(Entries from a dataset)
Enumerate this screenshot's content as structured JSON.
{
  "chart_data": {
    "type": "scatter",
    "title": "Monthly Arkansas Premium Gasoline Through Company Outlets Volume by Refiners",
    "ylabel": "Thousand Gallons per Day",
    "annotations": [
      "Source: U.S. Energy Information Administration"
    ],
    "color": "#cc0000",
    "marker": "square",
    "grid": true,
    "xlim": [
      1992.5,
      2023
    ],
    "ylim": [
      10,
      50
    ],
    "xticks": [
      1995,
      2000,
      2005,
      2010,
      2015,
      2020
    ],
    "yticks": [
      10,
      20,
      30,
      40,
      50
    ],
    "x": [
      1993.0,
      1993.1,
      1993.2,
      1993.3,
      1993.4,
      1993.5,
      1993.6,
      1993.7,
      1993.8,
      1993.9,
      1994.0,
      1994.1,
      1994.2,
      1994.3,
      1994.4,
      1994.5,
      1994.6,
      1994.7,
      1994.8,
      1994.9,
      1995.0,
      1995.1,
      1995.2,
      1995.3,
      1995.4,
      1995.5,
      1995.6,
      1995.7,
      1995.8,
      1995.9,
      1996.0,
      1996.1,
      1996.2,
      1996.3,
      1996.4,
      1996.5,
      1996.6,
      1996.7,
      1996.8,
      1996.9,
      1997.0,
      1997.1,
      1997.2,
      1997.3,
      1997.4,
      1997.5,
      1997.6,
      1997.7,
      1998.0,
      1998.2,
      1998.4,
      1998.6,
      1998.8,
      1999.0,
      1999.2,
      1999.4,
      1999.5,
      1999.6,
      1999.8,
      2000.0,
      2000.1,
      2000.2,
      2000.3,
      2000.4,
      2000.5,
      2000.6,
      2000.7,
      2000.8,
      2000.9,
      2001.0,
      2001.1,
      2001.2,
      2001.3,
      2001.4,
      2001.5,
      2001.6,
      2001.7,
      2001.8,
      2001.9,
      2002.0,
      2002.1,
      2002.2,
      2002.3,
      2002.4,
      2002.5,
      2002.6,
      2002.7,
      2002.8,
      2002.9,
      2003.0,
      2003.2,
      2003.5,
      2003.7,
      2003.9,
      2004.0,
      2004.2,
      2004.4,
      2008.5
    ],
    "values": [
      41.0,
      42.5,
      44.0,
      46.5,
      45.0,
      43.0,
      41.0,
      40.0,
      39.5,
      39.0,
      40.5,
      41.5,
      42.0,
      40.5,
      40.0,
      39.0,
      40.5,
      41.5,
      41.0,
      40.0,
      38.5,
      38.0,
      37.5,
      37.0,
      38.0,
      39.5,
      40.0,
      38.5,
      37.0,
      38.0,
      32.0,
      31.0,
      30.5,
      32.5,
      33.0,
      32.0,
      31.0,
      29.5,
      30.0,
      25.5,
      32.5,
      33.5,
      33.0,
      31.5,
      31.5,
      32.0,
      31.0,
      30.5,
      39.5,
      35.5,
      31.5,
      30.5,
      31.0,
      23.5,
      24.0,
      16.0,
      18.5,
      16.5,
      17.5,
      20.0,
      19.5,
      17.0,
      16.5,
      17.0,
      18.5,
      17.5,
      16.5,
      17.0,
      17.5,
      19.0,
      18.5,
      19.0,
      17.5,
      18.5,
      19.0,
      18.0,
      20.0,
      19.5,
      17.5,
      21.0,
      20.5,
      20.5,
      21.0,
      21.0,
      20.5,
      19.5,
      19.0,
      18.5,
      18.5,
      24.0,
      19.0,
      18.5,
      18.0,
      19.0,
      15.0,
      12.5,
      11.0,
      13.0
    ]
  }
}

• [Work to do]:
Reproduce all of the material above word for word.

• [Exercise solution]:
Enumerate this screenshot's content as structured JSON.
{
  "chart_data": {
    "type": "scatter",
    "title": "Monthly Arkansas Premium Gasoline Through Company Outlets Volume by Refiners",
    "ylabel": "Thousand Gallons per Day",
    "annotations": [
      "Source: U.S. Energy Information Administration"
    ],
    "color": "#cc0000",
    "marker": "square",
    "grid": true,
    "xlim": [
      1992.5,
      2023
    ],
    "ylim": [
      10,
      50
    ],
    "xticks": [
      1995,
      2000,
      2005,
      2010,
      2015,
      2020
    ],
    "yticks": [
      10,
      20,
      30,
      40,
      50
    ],
    "x": [
      1993.0,
      1993.1,
      1993.2,
      1993.3,
      1993.4,
      1993.5,
      1993.6,
      1993.7,
      1993.8,
      1993.9,
      1994.0,
      1994.1,
      1994.2,
      1994.3,
      1994.4,
      1994.5,
      1994.6,
      1994.7,
      1994.8,
      1994.9,
      1995.0,
      1995.1,
      1995.2,
      1995.3,
      1995.4,
      1995.5,
      1995.6,
      1995.7,
      1995.8,
      1995.9,
      1996.0,
      1996.1,
      1996.2,
      1996.3,
      1996.4,
      1996.5,
      1996.6,
      1996.7,
      1996.8,
      1996.9,
      1997.0,
      1997.1,
      1997.2,
      1997.3,
      1997.4,
      1997.5,
      1997.6,
      1997.7,
      1998.0,
      1998.2,
      1998.4,
      1998.6,
      1998.8,
      1999.0,
      1999.2,
      1999.4,
      1999.5,
      1999.6,
      1999.8,
      2000.0,
      2000.1,
      2000.2,
      2000.3,
      2000.4,
      2000.5,
      2000.6,
      2000.7,
      2000.8,
      2000.9,
      2001.0,
      2001.1,
      2001.2,
      2001.3,
      2001.4,
      2001.5,
      2001.6,
      2001.7,
      2001.8,
      2001.9,
      2002.0,
      2002.1,
      2002.2,
      2002.3,
      2002.4,
      2002.5,
      2002.6,
      2002.7,
      2002.8,
      2002.9,
      2003.0,
      2003.2,
      2003.5,
      2003.7,
      2003.9,
      2004.0,
      2004.2,
      2004.4,
      2008.5
    ],
    "values": [
      41.0,
      42.5,
      44.0,
      46.5,
      45.0,
      43.0,
      41.0,
      40.0,
      39.5,
      39.0,
      40.5,
      41.5,
      42.0,
      40.5,
      40.0,
      39.0,
      40.5,
      41.5,
      41.0,
      40.0,
      38.5,
      38.0,
      37.5,
      37.0,
      38.0,
      39.5,
      40.0,
      38.5,
      37.0,
      38.0,
      32.0,
      31.0,
      30.5,
      32.5,
      33.0,
      32.0,
      31.0,
      29.5,
      30.0,
      25.5,
      32.5,
      33.5,
      33.0,
      31.5,
      31.5,
      32.0,
      31.0,
      30.5,
      39.5,
      35.5,
      31.5,
      30.5,
      31.0,
      23.5,
      24.0,
      16.0,
      18.5,
      16.5,
      17.5,
      20.0,
      19.5,
      17.0,
      16.5,
      17.0,
      18.5,
      17.5,
      16.5,
      17.0,
      17.5,
      19.0,
      18.5,
      19.0,
      17.5,
      18.5,
      19.0,
      18.0,
      20.0,
      19.5,
      17.5,
      21.0,
      20.5,
      20.5,
      21.0,
      21.0,
      20.5,
      19.5,
      19.0,
      18.5,
      18.5,
      24.0,
      19.0,
      18.5,
      18.0,
      19.0,
      15.0,
      12.5,
      11.0,
      13.0
    ]
  }
}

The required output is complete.